» What to work on: Write only the number of lines in the records beneath that hold "provision".

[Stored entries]
==============================
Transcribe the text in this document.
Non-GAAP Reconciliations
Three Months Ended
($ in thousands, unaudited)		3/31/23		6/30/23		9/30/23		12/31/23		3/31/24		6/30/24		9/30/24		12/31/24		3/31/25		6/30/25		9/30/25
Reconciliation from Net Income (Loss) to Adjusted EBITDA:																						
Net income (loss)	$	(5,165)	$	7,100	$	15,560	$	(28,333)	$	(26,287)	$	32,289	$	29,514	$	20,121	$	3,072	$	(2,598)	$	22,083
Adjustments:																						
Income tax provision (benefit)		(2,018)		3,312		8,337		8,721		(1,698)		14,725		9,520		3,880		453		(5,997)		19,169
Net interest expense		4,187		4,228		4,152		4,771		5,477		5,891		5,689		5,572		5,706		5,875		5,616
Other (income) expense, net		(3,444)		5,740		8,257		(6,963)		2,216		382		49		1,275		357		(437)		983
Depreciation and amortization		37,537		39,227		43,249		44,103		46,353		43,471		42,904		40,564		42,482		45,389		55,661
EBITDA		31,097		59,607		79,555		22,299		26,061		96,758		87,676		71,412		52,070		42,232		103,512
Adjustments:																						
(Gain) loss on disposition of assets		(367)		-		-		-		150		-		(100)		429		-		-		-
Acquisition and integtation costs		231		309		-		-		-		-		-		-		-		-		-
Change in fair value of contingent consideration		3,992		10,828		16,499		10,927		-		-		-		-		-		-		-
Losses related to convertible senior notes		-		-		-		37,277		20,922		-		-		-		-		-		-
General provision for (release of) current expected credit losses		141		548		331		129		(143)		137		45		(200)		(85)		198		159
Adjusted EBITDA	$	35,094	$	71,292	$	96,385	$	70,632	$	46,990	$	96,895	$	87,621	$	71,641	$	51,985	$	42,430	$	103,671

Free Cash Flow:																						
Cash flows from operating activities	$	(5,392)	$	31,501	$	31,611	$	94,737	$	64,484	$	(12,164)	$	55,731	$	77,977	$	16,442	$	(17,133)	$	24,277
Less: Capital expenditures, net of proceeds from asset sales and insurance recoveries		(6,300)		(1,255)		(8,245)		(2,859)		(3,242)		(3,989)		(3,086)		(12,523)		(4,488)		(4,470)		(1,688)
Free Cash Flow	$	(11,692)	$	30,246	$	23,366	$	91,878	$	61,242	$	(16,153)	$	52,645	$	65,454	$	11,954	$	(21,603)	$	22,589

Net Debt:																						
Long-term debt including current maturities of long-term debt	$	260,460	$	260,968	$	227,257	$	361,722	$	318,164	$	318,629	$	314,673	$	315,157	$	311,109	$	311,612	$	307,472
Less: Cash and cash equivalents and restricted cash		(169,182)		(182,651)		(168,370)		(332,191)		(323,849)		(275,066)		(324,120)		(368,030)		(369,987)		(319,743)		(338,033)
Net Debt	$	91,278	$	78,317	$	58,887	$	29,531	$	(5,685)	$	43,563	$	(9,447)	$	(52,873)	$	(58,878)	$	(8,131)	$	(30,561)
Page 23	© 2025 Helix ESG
==============================
» Solution for this task: 2